OBJECTIVE: Reproduce each line of the listing exactly.
--------------------
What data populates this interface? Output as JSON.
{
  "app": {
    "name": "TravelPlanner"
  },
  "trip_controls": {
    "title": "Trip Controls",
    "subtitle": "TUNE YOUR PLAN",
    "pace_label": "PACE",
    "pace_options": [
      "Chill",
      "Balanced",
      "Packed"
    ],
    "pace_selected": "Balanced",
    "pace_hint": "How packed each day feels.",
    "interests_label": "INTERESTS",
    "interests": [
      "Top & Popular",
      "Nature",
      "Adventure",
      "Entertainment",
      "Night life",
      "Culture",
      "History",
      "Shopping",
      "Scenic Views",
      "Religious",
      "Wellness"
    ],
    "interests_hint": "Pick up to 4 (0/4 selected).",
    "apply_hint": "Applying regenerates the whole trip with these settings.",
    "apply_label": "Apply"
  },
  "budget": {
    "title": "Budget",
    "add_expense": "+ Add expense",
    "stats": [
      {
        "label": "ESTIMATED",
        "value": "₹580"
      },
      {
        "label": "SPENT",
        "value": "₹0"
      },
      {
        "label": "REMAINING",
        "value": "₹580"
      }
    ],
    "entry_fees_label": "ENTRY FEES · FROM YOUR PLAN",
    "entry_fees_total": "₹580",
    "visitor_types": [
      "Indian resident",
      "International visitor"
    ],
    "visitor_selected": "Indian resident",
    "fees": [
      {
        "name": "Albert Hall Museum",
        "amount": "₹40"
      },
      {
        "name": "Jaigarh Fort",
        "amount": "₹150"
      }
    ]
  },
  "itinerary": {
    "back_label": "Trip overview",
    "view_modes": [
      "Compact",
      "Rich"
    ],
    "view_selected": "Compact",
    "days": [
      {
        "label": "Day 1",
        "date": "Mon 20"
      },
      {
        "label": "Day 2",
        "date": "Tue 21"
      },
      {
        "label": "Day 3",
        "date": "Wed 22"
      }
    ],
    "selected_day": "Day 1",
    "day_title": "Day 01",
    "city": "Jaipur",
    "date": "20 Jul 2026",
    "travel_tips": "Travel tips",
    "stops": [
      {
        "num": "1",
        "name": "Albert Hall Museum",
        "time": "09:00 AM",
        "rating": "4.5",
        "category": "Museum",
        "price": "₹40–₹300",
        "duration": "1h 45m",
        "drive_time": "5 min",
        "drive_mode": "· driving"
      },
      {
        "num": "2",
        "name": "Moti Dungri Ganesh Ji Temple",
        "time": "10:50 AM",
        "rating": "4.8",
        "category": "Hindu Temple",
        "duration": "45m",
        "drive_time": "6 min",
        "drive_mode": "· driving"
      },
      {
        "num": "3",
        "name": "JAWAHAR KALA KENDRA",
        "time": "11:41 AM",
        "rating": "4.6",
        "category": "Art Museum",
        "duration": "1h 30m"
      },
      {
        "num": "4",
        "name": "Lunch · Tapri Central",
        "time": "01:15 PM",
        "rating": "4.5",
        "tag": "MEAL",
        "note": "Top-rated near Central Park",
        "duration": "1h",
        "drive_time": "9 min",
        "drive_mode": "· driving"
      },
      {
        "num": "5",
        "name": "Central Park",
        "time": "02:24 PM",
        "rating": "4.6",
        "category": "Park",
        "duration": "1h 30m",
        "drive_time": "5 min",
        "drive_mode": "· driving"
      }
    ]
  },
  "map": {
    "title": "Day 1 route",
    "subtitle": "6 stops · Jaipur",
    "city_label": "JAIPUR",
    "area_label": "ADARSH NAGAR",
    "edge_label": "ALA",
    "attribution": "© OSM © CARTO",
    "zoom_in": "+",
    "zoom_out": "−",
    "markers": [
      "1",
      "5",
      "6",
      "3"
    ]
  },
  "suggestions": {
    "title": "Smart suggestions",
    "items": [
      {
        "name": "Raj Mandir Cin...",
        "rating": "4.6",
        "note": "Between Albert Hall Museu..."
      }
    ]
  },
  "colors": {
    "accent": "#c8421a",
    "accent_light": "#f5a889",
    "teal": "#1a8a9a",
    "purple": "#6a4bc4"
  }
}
--------------------
ANSWER:
What data populates this interface? Output as JSON.
{
  "app": {
    "name": "TravelPlanner"
  },
  "trip_controls": {
    "title": "Trip Controls",
    "subtitle": "TUNE YOUR PLAN",
    "pace_label": "PACE",
    "pace_options": [
      "Chill",
      "Balanced",
      "Packed"
    ],
    "pace_selected": "Balanced",
    "pace_hint": "How packed each day feels.",
    "interests_label": "INTERESTS",
    "interests": [
      "Top & Popular",
      "Nature",
      "Adventure",
      "Entertainment",
      "Night life",
      "Culture",
      "History",
      "Shopping",
      "Scenic Views",
      "Religious",
      "Wellness"
    ],
    "interests_hint": "Pick up to 4 (0/4 selected).",
    "apply_hint": "Applying regenerates the whole trip with these settings.",
    "apply_label": "Apply"
  },
  "budget": {
    "title": "Budget",
    "add_expense": "+ Add expense",
    "stats": [
      {
        "label": "ESTIMATED",
        "value": "₹580"
      },
      {
        "label": "SPENT",
        "value": "₹0"
      },
      {
        "label": "REMAINING",
        "value": "₹580"
      }
    ],
    "entry_fees_label": "ENTRY FEES · FROM YOUR PLAN",
    "entry_fees_total": "₹580",
    "visitor_types": [
      "Indian resident",
      "International visitor"
    ],
    "visitor_selected": "Indian resident",
    "fees": [
      {
        "name": "Albert Hall Museum",
        "amount": "₹40"
      },
      {
        "name": "Jaigarh Fort",
        "amount": "₹150"
      }
    ]
  },
  "itinerary": {
    "back_label": "Trip overview",
    "view_modes": [
      "Compact",
      "Rich"
    ],
    "view_selected": "Compact",
    "days": [
      {
        "label": "Day 1",
        "date": "Mon 20"
      },
      {
        "label": "Day 2",
        "date": "Tue 21"
      },
      {
        "label": "Day 3",
        "date": "Wed 22"
      }
    ],
    "selected_day": "Day 1",
    "day_title": "Day 01",
    "city": "Jaipur",
    "date": "20 Jul 2026",
    "travel_tips": "Travel tips",
    "stops": [
      {
        "num": "1",
        "name": "Albert Hall Museum",
        "time": "09:00 AM",
        "rating": "4.5",
        "category": "Museum",
        "price": "₹40–₹300",
        "duration": "1h 45m",
        "drive_time": "5 min",
        "drive_mode": "· driving"
      },
      {
        "num": "2",
        "name": "Moti Dungri Ganesh Ji Temple",
        "time": "10:50 AM",
        "rating": "4.8",
        "category": "Hindu Temple",
        "duration": "45m",
        "drive_time": "6 min",
        "drive_mode": "· driving"
      },
      {
        "num": "3",
        "name": "JAWAHAR KALA KENDRA",
        "time": "11:41 AM",
        "rating": "4.6",
        "category": "Art Museum",
        "duration": "1h 30m"
      },
      {
        "num": "4",
        "name": "Lunch · Tapri Central",
        "time": "01:15 PM",
        "rating": "4.5",
        "tag": "MEAL",
        "note": "Top-rated near Central Park",
        "duration": "1h",
        "drive_time": "9 min",
        "drive_mode": "· driving"
      },
      {
        "num": "5",
        "name": "Central Park",
        "time": "02:24 PM",
        "rating": "4.6",
        "category": "Park",
        "duration": "1h 30m",
        "drive_time": "5 min",
        "drive_mode": "· driving"
      }
    ]
  },
  "map": {
    "title": "Day 1 route",
    "subtitle": "6 stops · Jaipur",
    "city_label": "JAIPUR",
    "area_label": "ADARSH NAGAR",
    "edge_label": "ALA",
    "attribution": "© OSM © CARTO",
    "zoom_in": "+",
    "zoom_out": "−",
    "markers": [
      "1",
      "5",
      "6",
      "3"
    ]
  },
  "suggestions": {
    "title": "Smart suggestions",
    "items": [
      {
        "name": "Raj Mandir Cin...",
        "rating": "4.6",
        "note": "Between Albert Hall Museu..."
      }
    ]
  },
  "colors": {
    "accent": "#c8421a",
    "accent_light": "#f5a889",
    "teal": "#1a8a9a",
    "purple": "#6a4bc4"
  }
}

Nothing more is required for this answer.